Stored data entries
-*-*-

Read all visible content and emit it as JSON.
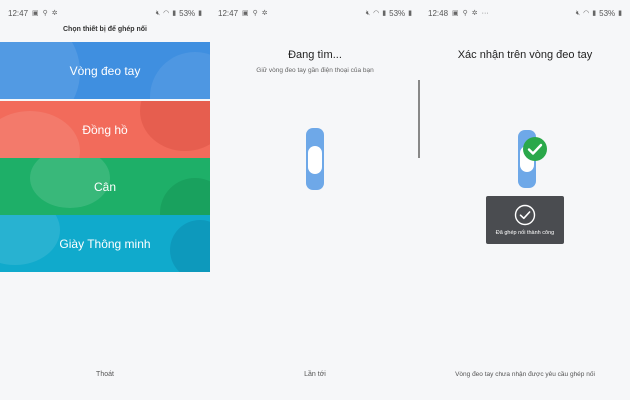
{
  "screens": [
    {
      "status": {
        "time": "12:47",
        "battery": "53%"
      },
      "title": "Chọn thiết bị để ghép nối",
      "devices": [
        {
          "label": "Vòng đeo tay",
          "color": "#3f8fe0"
        },
        {
          "label": "Đồng hồ",
          "color": "#f26b5b"
        },
        {
          "label": "Cân",
          "color": "#1eaf68"
        },
        {
          "label": "Giày Thông minh",
          "color": "#10aacc"
        }
      ],
      "bottom": "Thoát"
    },
    {
      "status": {
        "time": "12:47",
        "battery": "53%"
      },
      "title": "Đang tìm...",
      "subtitle": "Giữ vòng đeo tay gần điện thoại của bạn",
      "bottom": "Lần tới"
    },
    {
      "status": {
        "time": "12:48",
        "battery": "53%"
      },
      "title": "Xác nhận trên vòng đeo tay",
      "toast": "Đã ghép nối thành công",
      "bottom": "Vòng đeo tay chưa nhận được yêu cầu ghép nối"
    }
  ],
  "icons": {
    "status_left": [
      "image-icon",
      "usb-icon",
      "settings-icon"
    ],
    "status_right": [
      "mute-icon",
      "wifi-icon",
      "signal-icon",
      "battery-icon"
    ],
    "band": "band-icon",
    "check": "check-badge-icon"
  },
  "colors": {
    "band_blue": "#6ea8e8",
    "check_green": "#2aa84a",
    "toast_bg": "#4a4c50"
  }
}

-*-*-

— WHAT THE EXERCISE ASKS —
Go through the records and copy each line with "ghép" in it.

— FULL RESPONSE —
      "title": "Chọn thiết bị để ghép nối",
      "toast": "Đã ghép nối thành công",
      "bottom": "Vòng đeo tay chưa nhận được yêu cầu ghép nối"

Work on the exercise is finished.